> [TASK TO COMPLETE]
Please recast the listing below as a JSON list of strings, with one string per line and any blank lines left out.

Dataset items
--*--

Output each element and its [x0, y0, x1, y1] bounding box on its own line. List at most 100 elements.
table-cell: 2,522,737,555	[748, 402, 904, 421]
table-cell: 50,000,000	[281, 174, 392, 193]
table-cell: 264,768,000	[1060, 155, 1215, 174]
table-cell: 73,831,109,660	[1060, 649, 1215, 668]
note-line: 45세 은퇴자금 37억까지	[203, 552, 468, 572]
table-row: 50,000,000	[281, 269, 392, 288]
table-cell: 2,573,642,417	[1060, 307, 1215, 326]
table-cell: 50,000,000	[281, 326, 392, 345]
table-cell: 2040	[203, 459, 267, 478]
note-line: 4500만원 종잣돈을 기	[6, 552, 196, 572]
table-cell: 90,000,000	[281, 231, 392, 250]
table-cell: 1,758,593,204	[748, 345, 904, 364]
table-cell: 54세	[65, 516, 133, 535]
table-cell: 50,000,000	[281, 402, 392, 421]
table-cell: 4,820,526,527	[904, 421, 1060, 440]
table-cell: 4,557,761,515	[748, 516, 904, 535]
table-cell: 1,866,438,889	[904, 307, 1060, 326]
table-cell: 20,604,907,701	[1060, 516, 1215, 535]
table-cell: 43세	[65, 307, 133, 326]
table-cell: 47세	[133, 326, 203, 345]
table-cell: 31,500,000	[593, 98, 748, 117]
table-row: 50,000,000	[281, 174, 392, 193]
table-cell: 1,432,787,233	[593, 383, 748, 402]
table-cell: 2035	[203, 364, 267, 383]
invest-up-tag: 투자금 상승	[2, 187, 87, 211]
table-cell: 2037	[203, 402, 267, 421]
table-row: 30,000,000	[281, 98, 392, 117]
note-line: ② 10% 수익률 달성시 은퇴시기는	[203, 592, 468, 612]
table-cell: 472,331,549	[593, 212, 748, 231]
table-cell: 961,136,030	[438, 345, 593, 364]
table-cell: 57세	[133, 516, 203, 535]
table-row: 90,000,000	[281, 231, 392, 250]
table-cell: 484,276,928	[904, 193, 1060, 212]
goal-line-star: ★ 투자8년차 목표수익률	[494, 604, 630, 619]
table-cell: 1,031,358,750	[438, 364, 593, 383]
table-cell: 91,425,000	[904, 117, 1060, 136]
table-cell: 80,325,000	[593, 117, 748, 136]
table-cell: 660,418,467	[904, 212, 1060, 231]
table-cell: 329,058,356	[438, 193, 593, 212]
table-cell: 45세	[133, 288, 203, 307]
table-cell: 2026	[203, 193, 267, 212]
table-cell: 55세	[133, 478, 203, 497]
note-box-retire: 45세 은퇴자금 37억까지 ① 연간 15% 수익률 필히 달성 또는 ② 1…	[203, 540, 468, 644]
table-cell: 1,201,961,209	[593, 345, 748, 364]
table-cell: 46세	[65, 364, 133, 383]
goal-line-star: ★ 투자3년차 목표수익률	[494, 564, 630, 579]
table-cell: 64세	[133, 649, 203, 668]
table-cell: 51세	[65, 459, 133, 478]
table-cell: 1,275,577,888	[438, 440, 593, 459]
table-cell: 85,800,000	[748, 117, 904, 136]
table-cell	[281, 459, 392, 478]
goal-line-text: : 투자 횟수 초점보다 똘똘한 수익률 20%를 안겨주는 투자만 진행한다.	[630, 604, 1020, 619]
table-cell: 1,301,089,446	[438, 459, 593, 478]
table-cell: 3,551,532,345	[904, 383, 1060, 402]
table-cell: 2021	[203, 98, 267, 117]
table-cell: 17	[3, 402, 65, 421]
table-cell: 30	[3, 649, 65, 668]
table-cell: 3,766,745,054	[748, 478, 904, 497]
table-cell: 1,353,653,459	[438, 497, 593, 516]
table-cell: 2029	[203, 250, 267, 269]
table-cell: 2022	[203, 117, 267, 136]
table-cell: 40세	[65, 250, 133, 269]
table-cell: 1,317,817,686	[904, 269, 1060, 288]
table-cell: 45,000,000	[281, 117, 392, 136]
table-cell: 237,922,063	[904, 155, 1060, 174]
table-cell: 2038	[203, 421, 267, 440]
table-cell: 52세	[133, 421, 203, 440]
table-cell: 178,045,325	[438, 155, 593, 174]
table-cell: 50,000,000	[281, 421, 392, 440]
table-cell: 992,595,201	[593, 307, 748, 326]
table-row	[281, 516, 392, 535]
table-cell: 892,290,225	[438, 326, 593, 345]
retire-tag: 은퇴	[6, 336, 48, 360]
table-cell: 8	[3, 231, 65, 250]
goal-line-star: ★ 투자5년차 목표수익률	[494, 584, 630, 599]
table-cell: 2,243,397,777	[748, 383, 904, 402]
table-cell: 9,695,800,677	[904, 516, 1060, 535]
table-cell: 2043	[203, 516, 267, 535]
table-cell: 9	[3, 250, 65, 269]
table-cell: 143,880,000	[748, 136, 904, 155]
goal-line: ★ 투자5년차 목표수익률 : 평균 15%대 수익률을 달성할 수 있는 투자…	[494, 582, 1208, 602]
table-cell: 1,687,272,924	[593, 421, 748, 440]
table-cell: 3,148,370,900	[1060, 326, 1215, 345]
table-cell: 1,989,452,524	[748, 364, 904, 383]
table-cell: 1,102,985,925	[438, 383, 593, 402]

--*--

> [RESULT OF THIS TASK]
[
  "Output each element and its [x0, y0, x1, y1] bounding box on its own line. List at most 100 elements.",
  "table-cell: 2,522,737,555\t[748, 402, 904, 421]",
  "table-cell: 50,000,000\t[281, 174, 392, 193]",
  "table-cell: 264,768,000\t[1060, 155, 1215, 174]",
  "table-cell: 73,831,109,660\t[1060, 649, 1215, 668]",
  "note-line: 45세 은퇴자금 37억까지\t[203, 552, 468, 572]",
  "table-row: 50,000,000\t[281, 269, 392, 288]",
  "table-cell: 2,573,642,417\t[1060, 307, 1215, 326]",
  "table-cell: 50,000,000\t[281, 326, 392, 345]",
  "table-cell: 2040\t[203, 459, 267, 478]",
  "note-line: 4500만원 종잣돈을 기\t[6, 552, 196, 572]",
  "table-cell: 90,000,000\t[281, 231, 392, 250]",
  "table-cell: 1,758,593,204\t[748, 345, 904, 364]",
  "table-cell: 54세\t[65, 516, 133, 535]",
  "table-cell: 50,000,000\t[281, 402, 392, 421]",
  "table-cell: 4,820,526,527\t[904, 421, 1060, 440]",
  "table-cell: 4,557,761,515\t[748, 516, 904, 535]",
  "table-cell: 1,866,438,889\t[904, 307, 1060, 326]",
  "table-cell: 20,604,907,701\t[1060, 516, 1215, 535]",
  "table-cell: 43세\t[65, 307, 133, 326]",
  "table-cell: 47세\t[133, 326, 203, 345]",
  "table-cell: 31,500,000\t[593, 98, 748, 117]",
  "table-row: 50,000,000\t[281, 174, 392, 193]",
  "table-cell: 1,432,787,233\t[593, 383, 748, 402]",
  "table-cell: 2035\t[203, 364, 267, 383]",
  "invest-up-tag: 투자금 상승\t[2, 187, 87, 211]",
  "table-cell: 2037\t[203, 402, 267, 421]",
  "table-row: 30,000,000\t[281, 98, 392, 117]",
  "note-line: ② 10% 수익률 달성시 은퇴시기는\t[203, 592, 468, 612]",
  "table-cell: 472,331,549\t[593, 212, 748, 231]",
  "table-cell: 961,136,030\t[438, 345, 593, 364]",
  "table-cell: 57세\t[133, 516, 203, 535]",
  "table-row: 90,000,000\t[281, 231, 392, 250]",
  "table-cell: 484,276,928\t[904, 193, 1060, 212]",
  "goal-line-star: ★ 투자8년차 목표수익률\t[494, 604, 630, 619]",
  "table-cell: 1,031,358,750\t[438, 364, 593, 383]",
  "table-cell: 91,425,000\t[904, 117, 1060, 136]",
  "table-cell: 80,325,000\t[593, 117, 748, 136]",
  "table-cell: 660,418,467\t[904, 212, 1060, 231]",
  "table-cell: 329,058,356\t[438, 193, 593, 212]",
  "table-cell: 45세\t[133, 288, 203, 307]",
  "table-cell: 2026\t[203, 193, 267, 212]",
  "table-cell: 55세\t[133, 478, 203, 497]",
  "note-box-retire: 45세 은퇴자금 37억까지 ① 연간 15% 수익률 필히 달성 또는 ② 1…\t[203, 540, 468, 644]",
  "table-cell: 1,201,961,209\t[593, 345, 748, 364]",
  "table-cell: 46세\t[65, 364, 133, 383]",
  "goal-line-star: ★ 투자3년차 목표수익률\t[494, 564, 630, 579]",
  "table-cell: 64세\t[133, 649, 203, 668]",
  "table-cell: 51세\t[65, 459, 133, 478]",
  "table-cell: 1,275,577,888\t[438, 440, 593, 459]",
  "table-cell: 85,800,000\t[748, 117, 904, 136]",
  "table-cell\t[281, 459, 392, 478]",
  "goal-line-text: : 투자 횟수 초점보다 똘똘한 수익률 20%를 안겨주는 투자만 진행한다.\t[630, 604, 1020, 619]",
  "table-cell: 1,301,089,446\t[438, 459, 593, 478]",
  "table-cell: 3,551,532,345\t[904, 383, 1060, 402]",
  "table-cell: 2021\t[203, 98, 267, 117]",
  "table-cell: 17\t[3, 402, 65, 421]",
  "table-cell: 30\t[3, 649, 65, 668]",
  "table-cell: 3,766,745,054\t[748, 478, 904, 497]",
  "table-cell: 1,353,653,459\t[438, 497, 593, 516]",
  "table-cell: 2029\t[203, 250, 267, 269]",
  "table-cell: 2022\t[203, 117, 267, 136]",
  "table-cell: 40세\t[65, 250, 133, 269]",
  "table-cell: 1,317,817,686\t[904, 269, 1060, 288]",
  "table-cell: 45,000,000\t[281, 117, 392, 136]",
  "table-cell: 237,922,063\t[904, 155, 1060, 174]",
  "table-cell: 2038\t[203, 421, 267, 440]",
  "table-cell: 52세\t[133, 421, 203, 440]",
  "table-cell: 178,045,325\t[438, 155, 593, 174]",
  "table-cell: 50,000,000\t[281, 421, 392, 440]",
  "table-cell: 992,595,201\t[593, 307, 748, 326]",
  "table-row\t[281, 516, 392, 535]",
  "table-cell: 892,290,225\t[438, 326, 593, 345]",
  "retire-tag: 은퇴\t[6, 336, 48, 360]",
  "table-cell: 8\t[3, 231, 65, 250]",
  "goal-line-star: ★ 투자5년차 목표수익률\t[494, 584, 630, 599]",
  "table-cell: 2,243,397,777\t[748, 383, 904, 402]",
  "table-cell: 9,695,800,677\t[904, 516, 1060, 535]",
  "table-cell: 2043\t[203, 516, 267, 535]",
  "table-cell: 9\t[3, 250, 65, 269]",
  "table-cell: 143,880,000\t[748, 136, 904, 155]",
  "goal-line: ★ 투자5년차 목표수익률 : 평균 15%대 수익률을 달성할 수 있는 투자…\t[494, 582, 1208, 602]",
  "table-cell: 1,687,272,924\t[593, 421, 748, 440]",
  "table-cell: 3,148,370,900\t[1060, 326, 1215, 345]",
  "table-cell: 1,989,452,524\t[748, 364, 904, 383]",
  "table-cell: 1,102,985,925\t[438, 383, 593, 402]"
]